--- Problem details ---
Without including any images, repeat the data exactly.

Collected data entries

■ ■ ■

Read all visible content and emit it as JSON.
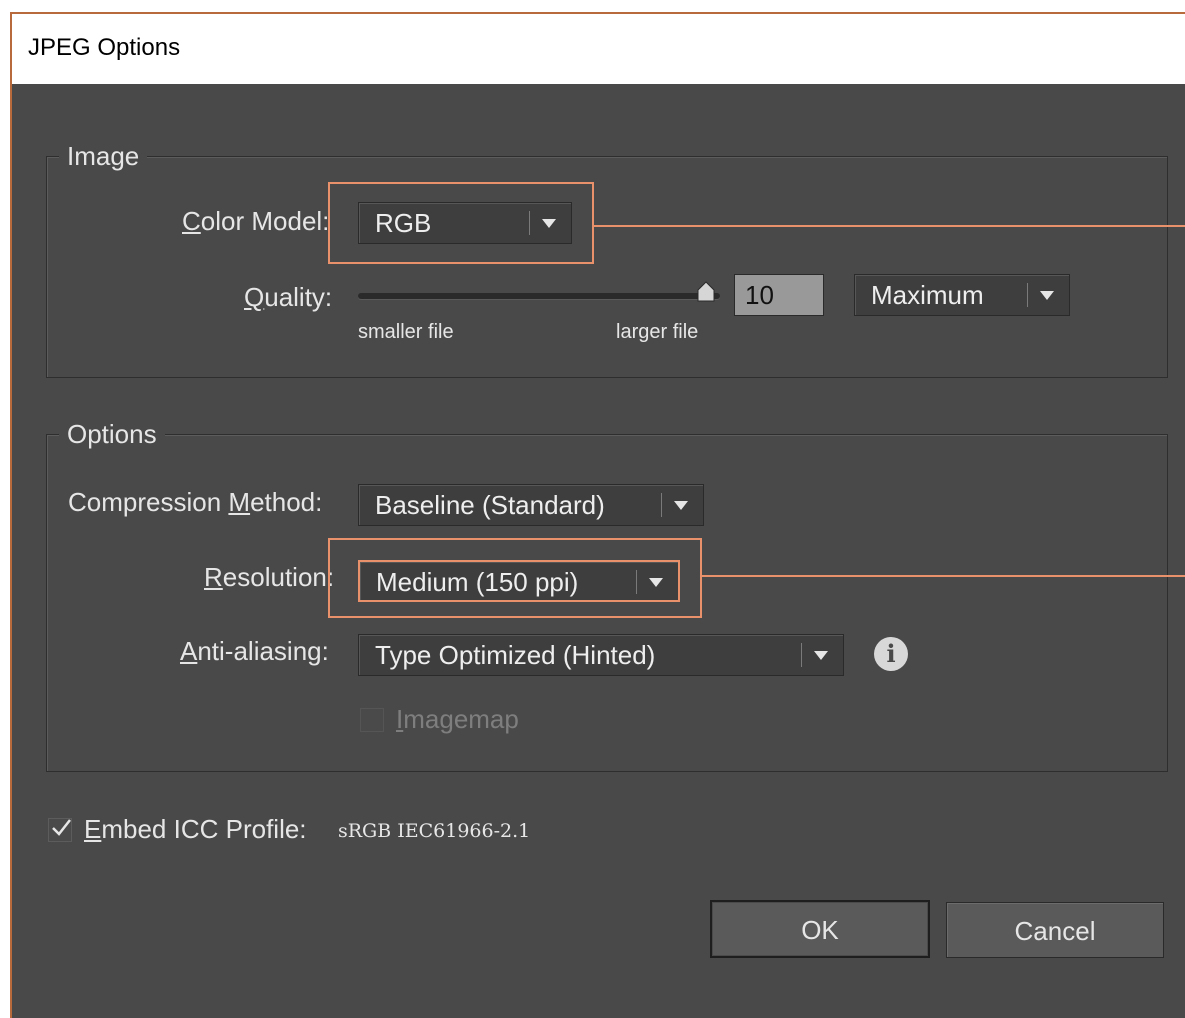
{
  "window": {
    "title": "JPEG Options"
  },
  "image_group": {
    "legend": "Image",
    "color_model": {
      "label_pre": "",
      "label_u": "C",
      "label_post": "olor Model:",
      "value": "RGB"
    },
    "quality": {
      "label_u": "Q",
      "label_post": "uality:",
      "value": "10",
      "preset": "Maximum",
      "min_label": "smaller file",
      "max_label": "larger file",
      "level": 1.0
    }
  },
  "options_group": {
    "legend": "Options",
    "compression": {
      "label_pre": "Compression ",
      "label_u": "M",
      "label_post": "ethod:",
      "value": "Baseline (Standard)"
    },
    "resolution": {
      "label_u": "R",
      "label_post": "esolution:",
      "value": "Medium (150 ppi)"
    },
    "anti_aliasing": {
      "label_u": "A",
      "label_post": "nti-aliasing:",
      "value": "Type Optimized (Hinted)"
    },
    "imagemap": {
      "label_u": "I",
      "label_post": "magemap",
      "checked": false,
      "enabled": false
    }
  },
  "embed_icc": {
    "label_u": "E",
    "label_post": "mbed ICC Profile:",
    "profile": "sRGB IEC61966-2.1",
    "checked": true
  },
  "buttons": {
    "ok": "OK",
    "cancel": "Cancel"
  },
  "colors": {
    "dialog_bg": "#494949",
    "highlight": "#e8916a",
    "window_border": "#b86a3c"
  },
  "icons": {
    "info": "info-icon",
    "dropdown": "chevron-down-icon",
    "check": "check-icon"
  }
}
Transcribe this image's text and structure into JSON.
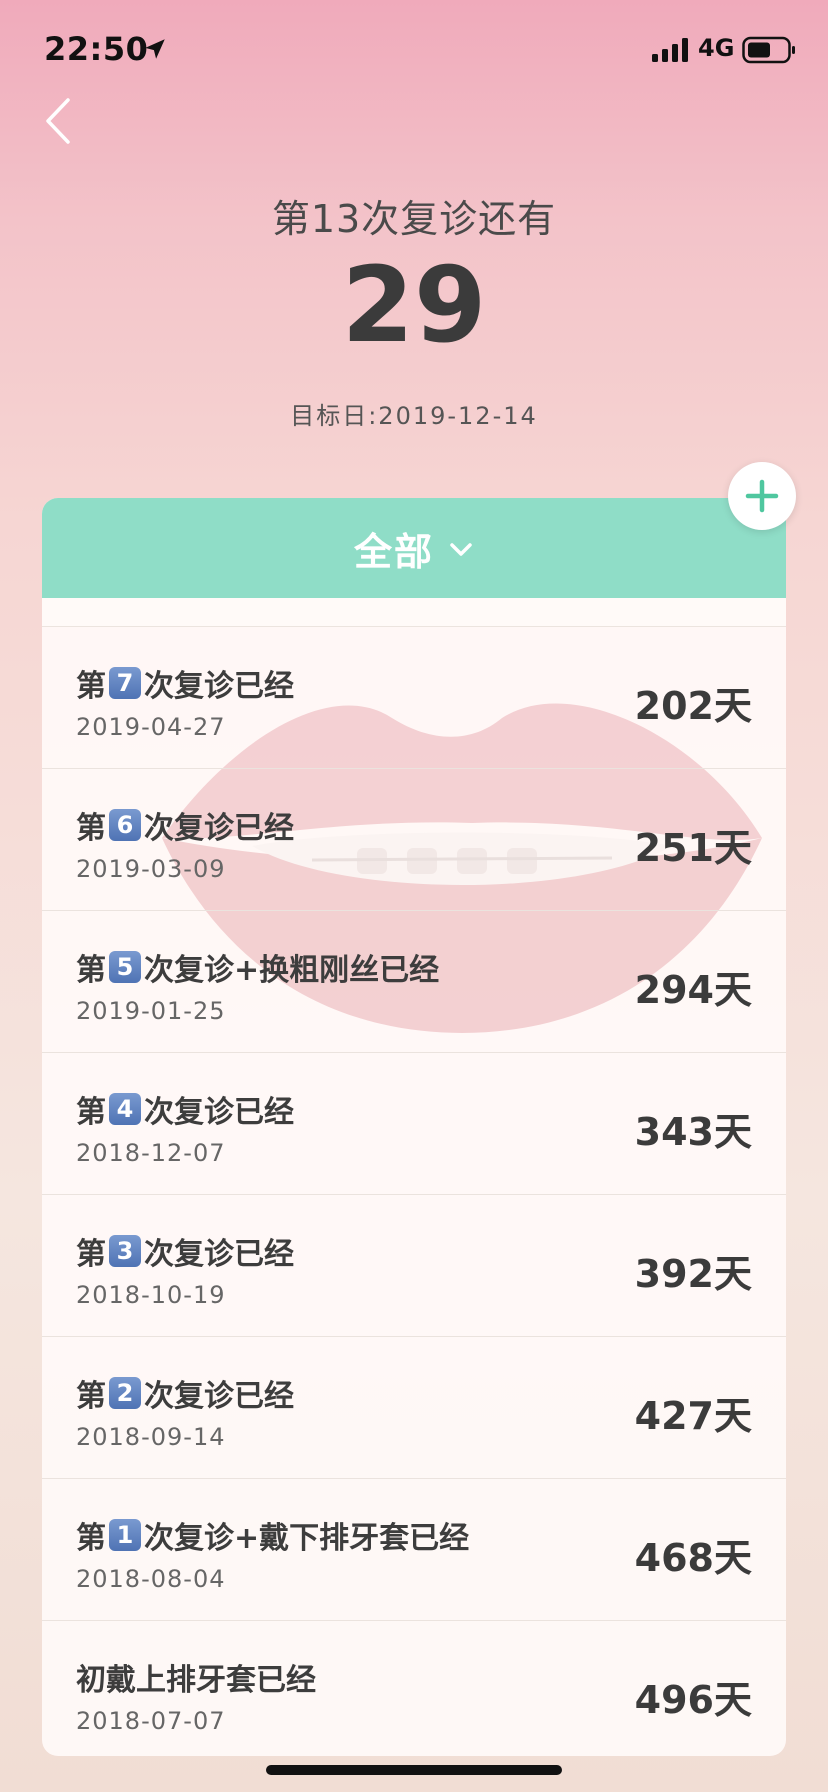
{
  "status_bar": {
    "time": "22:50",
    "network": "4G"
  },
  "hero": {
    "title": "第13次复诊还有",
    "count": "29",
    "target": "目标日:2019-12-14"
  },
  "filter": {
    "label": "全部"
  },
  "items": [
    {
      "prefix": "第",
      "badge": "7",
      "suffix": "次复诊已经",
      "date": "2019-04-27",
      "days": "202天"
    },
    {
      "prefix": "第",
      "badge": "6",
      "suffix": "次复诊已经",
      "date": "2019-03-09",
      "days": "251天"
    },
    {
      "prefix": "第",
      "badge": "5",
      "suffix": "次复诊+换粗刚丝已经",
      "date": "2019-01-25",
      "days": "294天"
    },
    {
      "prefix": "第",
      "badge": "4",
      "suffix": "次复诊已经",
      "date": "2018-12-07",
      "days": "343天"
    },
    {
      "prefix": "第",
      "badge": "3",
      "suffix": "次复诊已经",
      "date": "2018-10-19",
      "days": "392天"
    },
    {
      "prefix": "第",
      "badge": "2",
      "suffix": "次复诊已经",
      "date": "2018-09-14",
      "days": "427天"
    },
    {
      "prefix": "第",
      "badge": "1",
      "suffix": "次复诊+戴下排牙套已经",
      "date": "2018-08-04",
      "days": "468天"
    },
    {
      "prefix": "初戴上排牙套已经",
      "badge": "",
      "suffix": "",
      "date": "2018-07-07",
      "days": "496天"
    }
  ],
  "colors": {
    "accent": "#8fddc7",
    "badge": "#5a7dbd"
  },
  "icons": [
    "location-arrow-icon",
    "signal-icon",
    "battery-icon",
    "back-chevron-icon",
    "plus-icon",
    "chevron-down-icon"
  ]
}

■ ■ ■

--- Result for this exercise ---
Read all visible content and emit it as JSON.
{
  "window": {
    "title": "JPEG Options"
  },
  "image_group": {
    "legend": "Image",
    "color_model": {
      "label_pre": "",
      "label_u": "C",
      "label_post": "olor Model:",
      "value": "RGB"
    },
    "quality": {
      "label_u": "Q",
      "label_post": "uality:",
      "value": "10",
      "preset": "Maximum",
      "min_label": "smaller file",
      "max_label": "larger file",
      "level": 1.0
    }
  },
  "options_group": {
    "legend": "Options",
    "compression": {
      "label_pre": "Compression ",
      "label_u": "M",
      "label_post": "ethod:",
      "value": "Baseline (Standard)"
    },
    "resolution": {
      "label_u": "R",
      "label_post": "esolution:",
      "value": "Medium (150 ppi)"
    },
    "anti_aliasing": {
      "label_u": "A",
      "label_post": "nti-aliasing:",
      "value": "Type Optimized (Hinted)"
    },
    "imagemap": {
      "label_u": "I",
      "label_post": "magemap",
      "checked": false,
      "enabled": false
    }
  },
  "embed_icc": {
    "label_u": "E",
    "label_post": "mbed ICC Profile:",
    "profile": "sRGB IEC61966-2.1",
    "checked": true
  },
  "buttons": {
    "ok": "OK",
    "cancel": "Cancel"
  },
  "colors": {
    "dialog_bg": "#494949",
    "highlight": "#e8916a",
    "window_border": "#b86a3c"
  },
  "icons": {
    "info": "info-icon",
    "dropdown": "chevron-down-icon",
    "check": "check-icon"
  }
}
Transcribe this image's text and structure into JSON.
{
  "status_bar": {
    "time": "22:50",
    "network": "4G"
  },
  "hero": {
    "title": "第13次复诊还有",
    "count": "29",
    "target": "目标日:2019-12-14"
  },
  "filter": {
    "label": "全部"
  },
  "items": [
    {
      "prefix": "第",
      "badge": "7",
      "suffix": "次复诊已经",
      "date": "2019-04-27",
      "days": "202天"
    },
    {
      "prefix": "第",
      "badge": "6",
      "suffix": "次复诊已经",
      "date": "2019-03-09",
      "days": "251天"
    },
    {
      "prefix": "第",
      "badge": "5",
      "suffix": "次复诊+换粗刚丝已经",
      "date": "2019-01-25",
      "days": "294天"
    },
    {
      "prefix": "第",
      "badge": "4",
      "suffix": "次复诊已经",
      "date": "2018-12-07",
      "days": "343天"
    },
    {
      "prefix": "第",
      "badge": "3",
      "suffix": "次复诊已经",
      "date": "2018-10-19",
      "days": "392天"
    },
    {
      "prefix": "第",
      "badge": "2",
      "suffix": "次复诊已经",
      "date": "2018-09-14",
      "days": "427天"
    },
    {
      "prefix": "第",
      "badge": "1",
      "suffix": "次复诊+戴下排牙套已经",
      "date": "2018-08-04",
      "days": "468天"
    },
    {
      "prefix": "初戴上排牙套已经",
      "badge": "",
      "suffix": "",
      "date": "2018-07-07",
      "days": "496天"
    }
  ],
  "colors": {
    "accent": "#8fddc7",
    "badge": "#5a7dbd"
  },
  "icons": [
    "location-arrow-icon",
    "signal-icon",
    "battery-icon",
    "back-chevron-icon",
    "plus-icon",
    "chevron-down-icon"
  ]
}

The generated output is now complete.